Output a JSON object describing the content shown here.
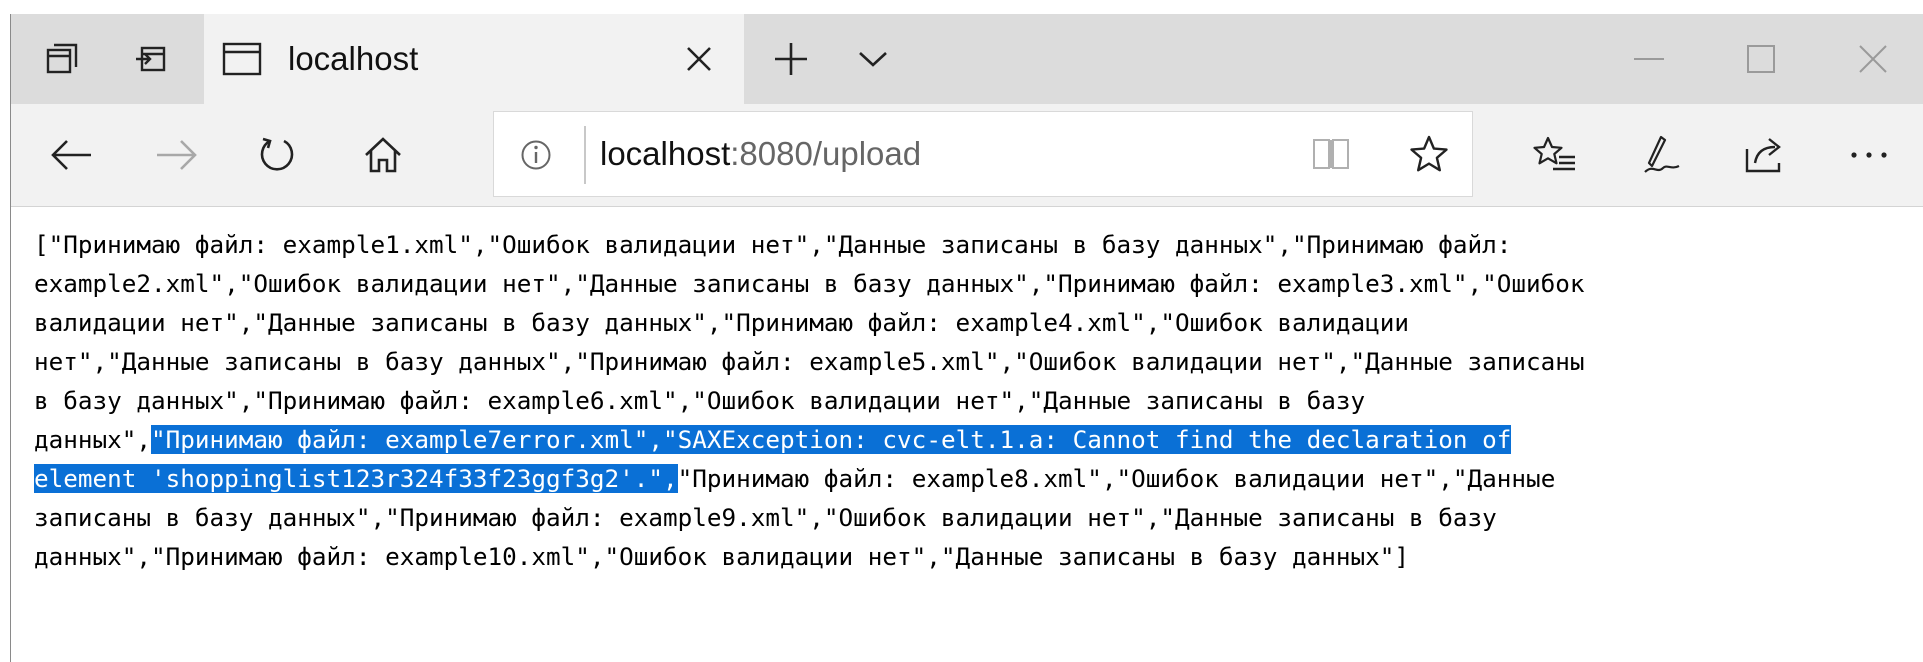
{
  "tab": {
    "title": "localhost"
  },
  "address": {
    "host": "localhost",
    "path": ":8080/upload"
  },
  "icons": {
    "tab_manager": "tabs-aside-icon",
    "set_aside": "set-tabs-aside-icon",
    "tab_favicon": "page-icon",
    "close_tab": "close-icon",
    "new_tab": "plus-icon",
    "tab_preview": "chevron-down-icon",
    "minimize": "minimize-icon",
    "maximize": "maximize-icon",
    "close_window": "close-icon",
    "back": "arrow-left-icon",
    "forward": "arrow-right-icon",
    "refresh": "refresh-icon",
    "home": "home-icon",
    "info": "info-icon",
    "reading_view": "book-icon",
    "favorite": "star-icon",
    "favorites_hub": "favorites-list-icon",
    "notes": "pen-icon",
    "share": "share-icon",
    "more": "more-icon"
  },
  "content": {
    "lines": [
      {
        "before": "[\"Принимаю файл: example1.xml\",\"Ошибок валидации нет\",\"Данные записаны в базу данных\",\"Принимаю файл:",
        "selected": "",
        "after": ""
      },
      {
        "before": "example2.xml\",\"Ошибок валидации нет\",\"Данные записаны в базу данных\",\"Принимаю файл: example3.xml\",\"Ошибок",
        "selected": "",
        "after": ""
      },
      {
        "before": "валидации нет\",\"Данные записаны в базу данных\",\"Принимаю файл: example4.xml\",\"Ошибок валидации",
        "selected": "",
        "after": ""
      },
      {
        "before": "нет\",\"Данные записаны в базу данных\",\"Принимаю файл: example5.xml\",\"Ошибок валидации нет\",\"Данные записаны",
        "selected": "",
        "after": ""
      },
      {
        "before": "в базу данных\",\"Принимаю файл: example6.xml\",\"Ошибок валидации нет\",\"Данные записаны в базу",
        "selected": "",
        "after": ""
      },
      {
        "before": "данных\",",
        "selected": "\"Принимаю файл: example7error.xml\",\"SAXException: cvc-elt.1.a: Cannot find the declaration of",
        "after": ""
      },
      {
        "before": "",
        "selected": "element 'shoppinglist123r324f33f23ggf3g2'.\",",
        "after": "\"Принимаю файл: example8.xml\",\"Ошибок валидации нет\",\"Данные"
      },
      {
        "before": "записаны в базу данных\",\"Принимаю файл: example9.xml\",\"Ошибок валидации нет\",\"Данные записаны в базу",
        "selected": "",
        "after": ""
      },
      {
        "before": "данных\",\"Принимаю файл: example10.xml\",\"Ошибок валидации нет\",\"Данные записаны в базу данных\"]",
        "selected": "",
        "after": ""
      }
    ]
  }
}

○ ○ ○ ○

Reproduce each line exactly, please, except for any pictures.

RESPONSE -
Output a JSON object describing the content shown here.
{
  "tab": {
    "title": "localhost"
  },
  "address": {
    "host": "localhost",
    "path": ":8080/upload"
  },
  "icons": {
    "tab_manager": "tabs-aside-icon",
    "set_aside": "set-tabs-aside-icon",
    "tab_favicon": "page-icon",
    "close_tab": "close-icon",
    "new_tab": "plus-icon",
    "tab_preview": "chevron-down-icon",
    "minimize": "minimize-icon",
    "maximize": "maximize-icon",
    "close_window": "close-icon",
    "back": "arrow-left-icon",
    "forward": "arrow-right-icon",
    "refresh": "refresh-icon",
    "home": "home-icon",
    "info": "info-icon",
    "reading_view": "book-icon",
    "favorite": "star-icon",
    "favorites_hub": "favorites-list-icon",
    "notes": "pen-icon",
    "share": "share-icon",
    "more": "more-icon"
  },
  "content": {
    "lines": [
      {
        "before": "[\"Принимаю файл: example1.xml\",\"Ошибок валидации нет\",\"Данные записаны в базу данных\",\"Принимаю файл:",
        "selected": "",
        "after": ""
      },
      {
        "before": "example2.xml\",\"Ошибок валидации нет\",\"Данные записаны в базу данных\",\"Принимаю файл: example3.xml\",\"Ошибок",
        "selected": "",
        "after": ""
      },
      {
        "before": "валидации нет\",\"Данные записаны в базу данных\",\"Принимаю файл: example4.xml\",\"Ошибок валидации",
        "selected": "",
        "after": ""
      },
      {
        "before": "нет\",\"Данные записаны в базу данных\",\"Принимаю файл: example5.xml\",\"Ошибок валидации нет\",\"Данные записаны",
        "selected": "",
        "after": ""
      },
      {
        "before": "в базу данных\",\"Принимаю файл: example6.xml\",\"Ошибок валидации нет\",\"Данные записаны в базу",
        "selected": "",
        "after": ""
      },
      {
        "before": "данных\",",
        "selected": "\"Принимаю файл: example7error.xml\",\"SAXException: cvc-elt.1.a: Cannot find the declaration of",
        "after": ""
      },
      {
        "before": "",
        "selected": "element 'shoppinglist123r324f33f23ggf3g2'.\",",
        "after": "\"Принимаю файл: example8.xml\",\"Ошибок валидации нет\",\"Данные"
      },
      {
        "before": "записаны в базу данных\",\"Принимаю файл: example9.xml\",\"Ошибок валидации нет\",\"Данные записаны в базу",
        "selected": "",
        "after": ""
      },
      {
        "before": "данных\",\"Принимаю файл: example10.xml\",\"Ошибок валидации нет\",\"Данные записаны в базу данных\"]",
        "selected": "",
        "after": ""
      }
    ]
  }
}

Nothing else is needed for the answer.